* _WHAT YOU HAVE TO DO_
Reproduce all of the data that follows, character for character.

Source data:

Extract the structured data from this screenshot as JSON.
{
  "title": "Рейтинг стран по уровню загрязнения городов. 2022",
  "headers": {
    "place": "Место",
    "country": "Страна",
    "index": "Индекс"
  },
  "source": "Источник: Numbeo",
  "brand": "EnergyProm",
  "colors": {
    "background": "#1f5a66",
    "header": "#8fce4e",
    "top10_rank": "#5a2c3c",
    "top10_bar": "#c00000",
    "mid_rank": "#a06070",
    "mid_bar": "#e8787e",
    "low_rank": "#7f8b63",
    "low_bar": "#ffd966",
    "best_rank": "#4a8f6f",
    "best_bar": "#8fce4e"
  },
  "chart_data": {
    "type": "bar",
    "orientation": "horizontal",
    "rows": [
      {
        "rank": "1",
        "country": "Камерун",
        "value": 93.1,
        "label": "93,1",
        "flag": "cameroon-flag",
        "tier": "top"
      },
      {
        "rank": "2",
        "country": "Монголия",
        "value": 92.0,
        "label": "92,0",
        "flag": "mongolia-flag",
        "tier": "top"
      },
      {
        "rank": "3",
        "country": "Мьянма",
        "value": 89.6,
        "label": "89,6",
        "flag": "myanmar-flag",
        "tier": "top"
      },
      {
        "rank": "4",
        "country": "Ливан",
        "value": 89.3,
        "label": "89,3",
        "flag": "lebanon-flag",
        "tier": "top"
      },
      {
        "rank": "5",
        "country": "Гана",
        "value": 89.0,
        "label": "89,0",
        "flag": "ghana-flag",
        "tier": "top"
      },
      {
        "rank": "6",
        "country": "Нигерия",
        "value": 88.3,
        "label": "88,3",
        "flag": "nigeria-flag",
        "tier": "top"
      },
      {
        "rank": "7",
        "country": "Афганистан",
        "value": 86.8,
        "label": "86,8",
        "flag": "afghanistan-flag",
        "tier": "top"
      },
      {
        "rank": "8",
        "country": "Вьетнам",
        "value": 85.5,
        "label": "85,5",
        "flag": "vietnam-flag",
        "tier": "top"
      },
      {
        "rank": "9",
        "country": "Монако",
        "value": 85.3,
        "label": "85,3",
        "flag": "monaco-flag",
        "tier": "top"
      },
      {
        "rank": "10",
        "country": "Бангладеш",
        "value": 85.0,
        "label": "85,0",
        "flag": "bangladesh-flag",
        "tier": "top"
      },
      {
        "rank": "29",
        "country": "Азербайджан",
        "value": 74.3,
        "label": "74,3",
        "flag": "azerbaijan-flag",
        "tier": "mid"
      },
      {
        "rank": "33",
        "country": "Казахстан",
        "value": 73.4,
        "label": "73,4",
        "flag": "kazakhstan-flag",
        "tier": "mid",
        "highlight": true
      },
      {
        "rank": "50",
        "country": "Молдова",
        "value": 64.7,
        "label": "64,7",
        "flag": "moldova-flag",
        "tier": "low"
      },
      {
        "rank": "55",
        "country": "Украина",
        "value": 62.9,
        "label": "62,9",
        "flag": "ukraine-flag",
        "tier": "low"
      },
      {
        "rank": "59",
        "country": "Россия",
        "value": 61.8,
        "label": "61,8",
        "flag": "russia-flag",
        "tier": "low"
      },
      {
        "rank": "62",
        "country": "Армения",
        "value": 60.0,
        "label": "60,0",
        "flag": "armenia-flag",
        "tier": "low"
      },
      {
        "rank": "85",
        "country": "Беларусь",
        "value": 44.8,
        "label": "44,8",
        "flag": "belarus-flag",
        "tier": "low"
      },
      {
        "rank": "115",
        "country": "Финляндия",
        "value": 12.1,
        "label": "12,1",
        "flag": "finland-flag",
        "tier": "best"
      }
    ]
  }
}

* _RESULT FOR THIS EXERCISE_
Extract the structured data from this screenshot as JSON.
{
  "title": "Рейтинг стран по уровню загрязнения городов. 2022",
  "headers": {
    "place": "Место",
    "country": "Страна",
    "index": "Индекс"
  },
  "source": "Источник: Numbeo",
  "brand": "EnergyProm",
  "colors": {
    "background": "#1f5a66",
    "header": "#8fce4e",
    "top10_rank": "#5a2c3c",
    "top10_bar": "#c00000",
    "mid_rank": "#a06070",
    "mid_bar": "#e8787e",
    "low_rank": "#7f8b63",
    "low_bar": "#ffd966",
    "best_rank": "#4a8f6f",
    "best_bar": "#8fce4e"
  },
  "chart_data": {
    "type": "bar",
    "orientation": "horizontal",
    "rows": [
      {
        "rank": "1",
        "country": "Камерун",
        "value": 93.1,
        "label": "93,1",
        "flag": "cameroon-flag",
        "tier": "top"
      },
      {
        "rank": "2",
        "country": "Монголия",
        "value": 92.0,
        "label": "92,0",
        "flag": "mongolia-flag",
        "tier": "top"
      },
      {
        "rank": "3",
        "country": "Мьянма",
        "value": 89.6,
        "label": "89,6",
        "flag": "myanmar-flag",
        "tier": "top"
      },
      {
        "rank": "4",
        "country": "Ливан",
        "value": 89.3,
        "label": "89,3",
        "flag": "lebanon-flag",
        "tier": "top"
      },
      {
        "rank": "5",
        "country": "Гана",
        "value": 89.0,
        "label": "89,0",
        "flag": "ghana-flag",
        "tier": "top"
      },
      {
        "rank": "6",
        "country": "Нигерия",
        "value": 88.3,
        "label": "88,3",
        "flag": "nigeria-flag",
        "tier": "top"
      },
      {
        "rank": "7",
        "country": "Афганистан",
        "value": 86.8,
        "label": "86,8",
        "flag": "afghanistan-flag",
        "tier": "top"
      },
      {
        "rank": "8",
        "country": "Вьетнам",
        "value": 85.5,
        "label": "85,5",
        "flag": "vietnam-flag",
        "tier": "top"
      },
      {
        "rank": "9",
        "country": "Монако",
        "value": 85.3,
        "label": "85,3",
        "flag": "monaco-flag",
        "tier": "top"
      },
      {
        "rank": "10",
        "country": "Бангладеш",
        "value": 85.0,
        "label": "85,0",
        "flag": "bangladesh-flag",
        "tier": "top"
      },
      {
        "rank": "29",
        "country": "Азербайджан",
        "value": 74.3,
        "label": "74,3",
        "flag": "azerbaijan-flag",
        "tier": "mid"
      },
      {
        "rank": "33",
        "country": "Казахстан",
        "value": 73.4,
        "label": "73,4",
        "flag": "kazakhstan-flag",
        "tier": "mid",
        "highlight": true
      },
      {
        "rank": "50",
        "country": "Молдова",
        "value": 64.7,
        "label": "64,7",
        "flag": "moldova-flag",
        "tier": "low"
      },
      {
        "rank": "55",
        "country": "Украина",
        "value": 62.9,
        "label": "62,9",
        "flag": "ukraine-flag",
        "tier": "low"
      },
      {
        "rank": "59",
        "country": "Россия",
        "value": 61.8,
        "label": "61,8",
        "flag": "russia-flag",
        "tier": "low"
      },
      {
        "rank": "62",
        "country": "Армения",
        "value": 60.0,
        "label": "60,0",
        "flag": "armenia-flag",
        "tier": "low"
      },
      {
        "rank": "85",
        "country": "Беларусь",
        "value": 44.8,
        "label": "44,8",
        "flag": "belarus-flag",
        "tier": "low"
      },
      {
        "rank": "115",
        "country": "Финляндия",
        "value": 12.1,
        "label": "12,1",
        "flag": "finland-flag",
        "tier": "best"
      }
    ]
  }
}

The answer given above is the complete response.